───── MATERIAL PROVIDED

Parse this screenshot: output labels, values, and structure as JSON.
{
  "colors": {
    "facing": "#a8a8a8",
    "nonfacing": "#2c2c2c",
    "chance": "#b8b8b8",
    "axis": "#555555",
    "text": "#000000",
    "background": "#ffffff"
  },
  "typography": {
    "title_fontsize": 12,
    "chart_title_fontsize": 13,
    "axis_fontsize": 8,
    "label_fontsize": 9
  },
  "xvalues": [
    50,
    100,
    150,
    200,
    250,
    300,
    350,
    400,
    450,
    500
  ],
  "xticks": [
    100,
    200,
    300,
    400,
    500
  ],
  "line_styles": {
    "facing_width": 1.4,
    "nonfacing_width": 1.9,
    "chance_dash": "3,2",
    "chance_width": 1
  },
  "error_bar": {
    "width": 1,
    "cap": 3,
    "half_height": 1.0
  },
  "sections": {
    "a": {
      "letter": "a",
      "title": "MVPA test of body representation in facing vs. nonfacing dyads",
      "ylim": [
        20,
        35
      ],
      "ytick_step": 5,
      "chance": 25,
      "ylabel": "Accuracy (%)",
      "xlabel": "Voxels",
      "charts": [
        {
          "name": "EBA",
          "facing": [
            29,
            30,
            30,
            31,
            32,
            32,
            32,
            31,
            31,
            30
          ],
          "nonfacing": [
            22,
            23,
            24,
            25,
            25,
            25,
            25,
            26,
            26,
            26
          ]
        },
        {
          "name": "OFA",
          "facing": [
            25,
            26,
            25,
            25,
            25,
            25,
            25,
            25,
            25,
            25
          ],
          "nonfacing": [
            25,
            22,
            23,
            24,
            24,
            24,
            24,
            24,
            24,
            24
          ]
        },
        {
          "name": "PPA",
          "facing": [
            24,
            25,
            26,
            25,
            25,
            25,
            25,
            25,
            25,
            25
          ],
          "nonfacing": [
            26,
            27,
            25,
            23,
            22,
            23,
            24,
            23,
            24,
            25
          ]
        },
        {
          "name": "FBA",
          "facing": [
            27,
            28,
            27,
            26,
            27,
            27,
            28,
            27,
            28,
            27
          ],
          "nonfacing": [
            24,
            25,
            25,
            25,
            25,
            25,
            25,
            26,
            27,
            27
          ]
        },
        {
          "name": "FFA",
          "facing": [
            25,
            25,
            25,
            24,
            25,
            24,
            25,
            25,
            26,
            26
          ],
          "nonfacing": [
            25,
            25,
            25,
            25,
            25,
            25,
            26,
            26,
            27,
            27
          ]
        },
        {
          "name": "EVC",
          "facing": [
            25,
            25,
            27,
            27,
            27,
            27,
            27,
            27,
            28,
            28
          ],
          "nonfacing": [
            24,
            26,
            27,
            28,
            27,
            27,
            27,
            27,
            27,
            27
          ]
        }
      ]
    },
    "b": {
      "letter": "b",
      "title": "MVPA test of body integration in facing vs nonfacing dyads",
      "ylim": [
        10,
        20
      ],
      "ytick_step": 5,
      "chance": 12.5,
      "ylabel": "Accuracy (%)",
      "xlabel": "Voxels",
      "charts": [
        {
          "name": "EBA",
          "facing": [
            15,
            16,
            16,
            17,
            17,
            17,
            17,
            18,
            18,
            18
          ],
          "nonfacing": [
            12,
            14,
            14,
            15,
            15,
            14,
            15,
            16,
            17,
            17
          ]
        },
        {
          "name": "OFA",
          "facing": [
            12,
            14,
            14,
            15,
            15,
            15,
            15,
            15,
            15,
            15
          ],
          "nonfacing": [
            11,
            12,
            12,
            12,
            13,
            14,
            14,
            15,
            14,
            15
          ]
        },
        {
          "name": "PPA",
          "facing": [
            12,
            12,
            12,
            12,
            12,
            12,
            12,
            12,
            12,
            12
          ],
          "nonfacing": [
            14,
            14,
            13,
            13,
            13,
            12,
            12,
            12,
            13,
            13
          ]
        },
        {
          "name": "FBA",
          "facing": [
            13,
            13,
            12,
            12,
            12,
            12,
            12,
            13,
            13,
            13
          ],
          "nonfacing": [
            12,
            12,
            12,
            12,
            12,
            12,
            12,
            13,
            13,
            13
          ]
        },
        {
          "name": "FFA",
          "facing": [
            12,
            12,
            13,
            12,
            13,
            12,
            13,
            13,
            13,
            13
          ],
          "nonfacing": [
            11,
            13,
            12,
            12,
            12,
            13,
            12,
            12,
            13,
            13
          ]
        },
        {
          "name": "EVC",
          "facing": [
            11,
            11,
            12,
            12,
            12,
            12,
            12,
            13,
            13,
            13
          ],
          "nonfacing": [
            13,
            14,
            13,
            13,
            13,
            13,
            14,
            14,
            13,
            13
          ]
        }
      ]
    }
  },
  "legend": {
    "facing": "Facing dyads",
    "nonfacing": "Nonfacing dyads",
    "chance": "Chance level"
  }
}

──────────

■ OBJECTIVE:
Please repeat the listing above in full and exactly.

■ EXERCISE OUTPUT:
Parse this screenshot: output labels, values, and structure as JSON.
{
  "colors": {
    "facing": "#a8a8a8",
    "nonfacing": "#2c2c2c",
    "chance": "#b8b8b8",
    "axis": "#555555",
    "text": "#000000",
    "background": "#ffffff"
  },
  "typography": {
    "title_fontsize": 12,
    "chart_title_fontsize": 13,
    "axis_fontsize": 8,
    "label_fontsize": 9
  },
  "xvalues": [
    50,
    100,
    150,
    200,
    250,
    300,
    350,
    400,
    450,
    500
  ],
  "xticks": [
    100,
    200,
    300,
    400,
    500
  ],
  "line_styles": {
    "facing_width": 1.4,
    "nonfacing_width": 1.9,
    "chance_dash": "3,2",
    "chance_width": 1
  },
  "error_bar": {
    "width": 1,
    "cap": 3,
    "half_height": 1.0
  },
  "sections": {
    "a": {
      "letter": "a",
      "title": "MVPA test of body representation in facing vs. nonfacing dyads",
      "ylim": [
        20,
        35
      ],
      "ytick_step": 5,
      "chance": 25,
      "ylabel": "Accuracy (%)",
      "xlabel": "Voxels",
      "charts": [
        {
          "name": "EBA",
          "facing": [
            29,
            30,
            30,
            31,
            32,
            32,
            32,
            31,
            31,
            30
          ],
          "nonfacing": [
            22,
            23,
            24,
            25,
            25,
            25,
            25,
            26,
            26,
            26
          ]
        },
        {
          "name": "OFA",
          "facing": [
            25,
            26,
            25,
            25,
            25,
            25,
            25,
            25,
            25,
            25
          ],
          "nonfacing": [
            25,
            22,
            23,
            24,
            24,
            24,
            24,
            24,
            24,
            24
          ]
        },
        {
          "name": "PPA",
          "facing": [
            24,
            25,
            26,
            25,
            25,
            25,
            25,
            25,
            25,
            25
          ],
          "nonfacing": [
            26,
            27,
            25,
            23,
            22,
            23,
            24,
            23,
            24,
            25
          ]
        },
        {
          "name": "FBA",
          "facing": [
            27,
            28,
            27,
            26,
            27,
            27,
            28,
            27,
            28,
            27
          ],
          "nonfacing": [
            24,
            25,
            25,
            25,
            25,
            25,
            25,
            26,
            27,
            27
          ]
        },
        {
          "name": "FFA",
          "facing": [
            25,
            25,
            25,
            24,
            25,
            24,
            25,
            25,
            26,
            26
          ],
          "nonfacing": [
            25,
            25,
            25,
            25,
            25,
            25,
            26,
            26,
            27,
            27
          ]
        },
        {
          "name": "EVC",
          "facing": [
            25,
            25,
            27,
            27,
            27,
            27,
            27,
            27,
            28,
            28
          ],
          "nonfacing": [
            24,
            26,
            27,
            28,
            27,
            27,
            27,
            27,
            27,
            27
          ]
        }
      ]
    },
    "b": {
      "letter": "b",
      "title": "MVPA test of body integration in facing vs nonfacing dyads",
      "ylim": [
        10,
        20
      ],
      "ytick_step": 5,
      "chance": 12.5,
      "ylabel": "Accuracy (%)",
      "xlabel": "Voxels",
      "charts": [
        {
          "name": "EBA",
          "facing": [
            15,
            16,
            16,
            17,
            17,
            17,
            17,
            18,
            18,
            18
          ],
          "nonfacing": [
            12,
            14,
            14,
            15,
            15,
            14,
            15,
            16,
            17,
            17
          ]
        },
        {
          "name": "OFA",
          "facing": [
            12,
            14,
            14,
            15,
            15,
            15,
            15,
            15,
            15,
            15
          ],
          "nonfacing": [
            11,
            12,
            12,
            12,
            13,
            14,
            14,
            15,
            14,
            15
          ]
        },
        {
          "name": "PPA",
          "facing": [
            12,
            12,
            12,
            12,
            12,
            12,
            12,
            12,
            12,
            12
          ],
          "nonfacing": [
            14,
            14,
            13,
            13,
            13,
            12,
            12,
            12,
            13,
            13
          ]
        },
        {
          "name": "FBA",
          "facing": [
            13,
            13,
            12,
            12,
            12,
            12,
            12,
            13,
            13,
            13
          ],
          "nonfacing": [
            12,
            12,
            12,
            12,
            12,
            12,
            12,
            13,
            13,
            13
          ]
        },
        {
          "name": "FFA",
          "facing": [
            12,
            12,
            13,
            12,
            13,
            12,
            13,
            13,
            13,
            13
          ],
          "nonfacing": [
            11,
            13,
            12,
            12,
            12,
            13,
            12,
            12,
            13,
            13
          ]
        },
        {
          "name": "EVC",
          "facing": [
            11,
            11,
            12,
            12,
            12,
            12,
            12,
            13,
            13,
            13
          ],
          "nonfacing": [
            13,
            14,
            13,
            13,
            13,
            13,
            14,
            14,
            13,
            13
          ]
        }
      ]
    }
  },
  "legend": {
    "facing": "Facing dyads",
    "nonfacing": "Nonfacing dyads",
    "chance": "Chance level"
  }
}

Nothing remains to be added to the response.